Task objective -
Return the entries verbatim and drop every picture.

Provided material -
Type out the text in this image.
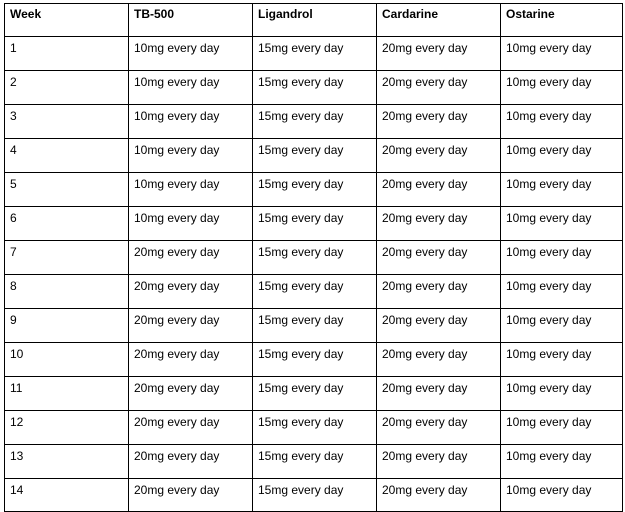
Week	TB-500	Ligandrol	Cardarine	Ostarine
1	10mg every day	15mg every day	20mg every day	10mg every day
2	10mg every day	15mg every day	20mg every day	10mg every day
3	10mg every day	15mg every day	20mg every day	10mg every day
4	10mg every day	15mg every day	20mg every day	10mg every day
5	10mg every day	15mg every day	20mg every day	10mg every day
6	10mg every day	15mg every day	20mg every day	10mg every day
7	20mg every day	15mg every day	20mg every day	10mg every day
8	20mg every day	15mg every day	20mg every day	10mg every day
9	20mg every day	15mg every day	20mg every day	10mg every day
10	20mg every day	15mg every day	20mg every day	10mg every day
11	20mg every day	15mg every day	20mg every day	10mg every day
12	20mg every day	15mg every day	20mg every day	10mg every day
13	20mg every day	15mg every day	20mg every day	10mg every day
14	20mg every day	15mg every day	20mg every day	10mg every day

Response below -
Type out the text in this image.
Week	TB-500	Ligandrol	Cardarine	Ostarine
1	10mg every day	15mg every day	20mg every day	10mg every day
2	10mg every day	15mg every day	20mg every day	10mg every day
3	10mg every day	15mg every day	20mg every day	10mg every day
4	10mg every day	15mg every day	20mg every day	10mg every day
5	10mg every day	15mg every day	20mg every day	10mg every day
6	10mg every day	15mg every day	20mg every day	10mg every day
7	20mg every day	15mg every day	20mg every day	10mg every day
8	20mg every day	15mg every day	20mg every day	10mg every day
9	20mg every day	15mg every day	20mg every day	10mg every day
10	20mg every day	15mg every day	20mg every day	10mg every day
11	20mg every day	15mg every day	20mg every day	10mg every day
12	20mg every day	15mg every day	20mg every day	10mg every day
13	20mg every day	15mg every day	20mg every day	10mg every day
14	20mg every day	15mg every day	20mg every day	10mg every day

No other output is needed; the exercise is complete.